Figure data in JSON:
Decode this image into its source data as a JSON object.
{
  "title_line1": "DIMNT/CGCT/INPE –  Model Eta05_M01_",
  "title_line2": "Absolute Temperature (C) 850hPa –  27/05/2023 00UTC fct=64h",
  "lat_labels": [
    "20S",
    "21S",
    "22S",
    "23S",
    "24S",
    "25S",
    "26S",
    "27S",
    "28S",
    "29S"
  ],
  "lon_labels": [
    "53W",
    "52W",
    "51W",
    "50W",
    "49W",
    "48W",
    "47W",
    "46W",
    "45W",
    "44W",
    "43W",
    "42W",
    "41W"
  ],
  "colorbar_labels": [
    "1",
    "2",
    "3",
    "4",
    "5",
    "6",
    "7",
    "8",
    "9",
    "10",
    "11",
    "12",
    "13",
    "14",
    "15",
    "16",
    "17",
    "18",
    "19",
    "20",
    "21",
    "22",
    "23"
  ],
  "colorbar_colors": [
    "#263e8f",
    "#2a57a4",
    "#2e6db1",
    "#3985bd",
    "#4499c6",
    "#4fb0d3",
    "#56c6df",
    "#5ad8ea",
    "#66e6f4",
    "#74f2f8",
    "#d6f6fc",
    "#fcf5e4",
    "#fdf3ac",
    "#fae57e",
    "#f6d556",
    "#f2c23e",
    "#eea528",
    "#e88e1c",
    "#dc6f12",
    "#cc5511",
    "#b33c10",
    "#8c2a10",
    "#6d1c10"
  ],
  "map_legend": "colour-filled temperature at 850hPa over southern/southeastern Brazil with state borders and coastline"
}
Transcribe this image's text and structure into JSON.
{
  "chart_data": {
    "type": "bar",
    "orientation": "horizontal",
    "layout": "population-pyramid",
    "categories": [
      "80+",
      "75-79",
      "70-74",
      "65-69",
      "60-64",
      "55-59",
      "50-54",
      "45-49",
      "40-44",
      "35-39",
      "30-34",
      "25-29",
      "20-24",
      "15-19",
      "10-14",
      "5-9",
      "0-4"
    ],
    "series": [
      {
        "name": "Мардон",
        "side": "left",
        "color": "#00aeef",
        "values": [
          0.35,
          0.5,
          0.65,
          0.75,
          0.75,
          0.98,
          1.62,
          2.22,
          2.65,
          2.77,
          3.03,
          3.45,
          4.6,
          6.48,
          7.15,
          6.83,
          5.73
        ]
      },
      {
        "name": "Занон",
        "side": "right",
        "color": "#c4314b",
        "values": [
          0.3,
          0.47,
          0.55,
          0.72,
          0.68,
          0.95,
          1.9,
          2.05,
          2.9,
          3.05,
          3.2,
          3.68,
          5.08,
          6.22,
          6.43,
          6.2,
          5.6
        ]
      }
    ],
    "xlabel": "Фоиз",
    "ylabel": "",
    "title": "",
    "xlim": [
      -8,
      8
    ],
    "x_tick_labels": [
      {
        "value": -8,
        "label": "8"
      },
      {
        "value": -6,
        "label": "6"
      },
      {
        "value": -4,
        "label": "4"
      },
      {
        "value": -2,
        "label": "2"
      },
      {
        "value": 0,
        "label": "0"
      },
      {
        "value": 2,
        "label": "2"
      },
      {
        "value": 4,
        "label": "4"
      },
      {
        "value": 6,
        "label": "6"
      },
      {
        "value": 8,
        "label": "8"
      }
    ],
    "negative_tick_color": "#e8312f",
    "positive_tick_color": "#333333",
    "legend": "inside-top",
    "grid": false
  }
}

#### What is required
Restate each entry exactly, skipping none.

#### The response
Decode this image into its source data as a JSON object.
{
  "title_line1": "DIMNT/CGCT/INPE –  Model Eta05_M01_",
  "title_line2": "Absolute Temperature (C) 850hPa –  27/05/2023 00UTC fct=64h",
  "lat_labels": [
    "20S",
    "21S",
    "22S",
    "23S",
    "24S",
    "25S",
    "26S",
    "27S",
    "28S",
    "29S"
  ],
  "lon_labels": [
    "53W",
    "52W",
    "51W",
    "50W",
    "49W",
    "48W",
    "47W",
    "46W",
    "45W",
    "44W",
    "43W",
    "42W",
    "41W"
  ],
  "colorbar_labels": [
    "1",
    "2",
    "3",
    "4",
    "5",
    "6",
    "7",
    "8",
    "9",
    "10",
    "11",
    "12",
    "13",
    "14",
    "15",
    "16",
    "17",
    "18",
    "19",
    "20",
    "21",
    "22",
    "23"
  ],
  "colorbar_colors": [
    "#263e8f",
    "#2a57a4",
    "#2e6db1",
    "#3985bd",
    "#4499c6",
    "#4fb0d3",
    "#56c6df",
    "#5ad8ea",
    "#66e6f4",
    "#74f2f8",
    "#d6f6fc",
    "#fcf5e4",
    "#fdf3ac",
    "#fae57e",
    "#f6d556",
    "#f2c23e",
    "#eea528",
    "#e88e1c",
    "#dc6f12",
    "#cc5511",
    "#b33c10",
    "#8c2a10",
    "#6d1c10"
  ],
  "map_legend": "colour-filled temperature at 850hPa over southern/southeastern Brazil with state borders and coastline"
}
Transcribe this image's text and structure into JSON.
{
  "chart_data": {
    "type": "bar",
    "orientation": "horizontal",
    "layout": "population-pyramid",
    "categories": [
      "80+",
      "75-79",
      "70-74",
      "65-69",
      "60-64",
      "55-59",
      "50-54",
      "45-49",
      "40-44",
      "35-39",
      "30-34",
      "25-29",
      "20-24",
      "15-19",
      "10-14",
      "5-9",
      "0-4"
    ],
    "series": [
      {
        "name": "Мардон",
        "side": "left",
        "color": "#00aeef",
        "values": [
          0.35,
          0.5,
          0.65,
          0.75,
          0.75,
          0.98,
          1.62,
          2.22,
          2.65,
          2.77,
          3.03,
          3.45,
          4.6,
          6.48,
          7.15,
          6.83,
          5.73
        ]
      },
      {
        "name": "Занон",
        "side": "right",
        "color": "#c4314b",
        "values": [
          0.3,
          0.47,
          0.55,
          0.72,
          0.68,
          0.95,
          1.9,
          2.05,
          2.9,
          3.05,
          3.2,
          3.68,
          5.08,
          6.22,
          6.43,
          6.2,
          5.6
        ]
      }
    ],
    "xlabel": "Фоиз",
    "ylabel": "",
    "title": "",
    "xlim": [
      -8,
      8
    ],
    "x_tick_labels": [
      {
        "value": -8,
        "label": "8"
      },
      {
        "value": -6,
        "label": "6"
      },
      {
        "value": -4,
        "label": "4"
      },
      {
        "value": -2,
        "label": "2"
      },
      {
        "value": 0,
        "label": "0"
      },
      {
        "value": 2,
        "label": "2"
      },
      {
        "value": 4,
        "label": "4"
      },
      {
        "value": 6,
        "label": "6"
      },
      {
        "value": 8,
        "label": "8"
      }
    ],
    "negative_tick_color": "#e8312f",
    "positive_tick_color": "#333333",
    "legend": "inside-top",
    "grid": false
  }
}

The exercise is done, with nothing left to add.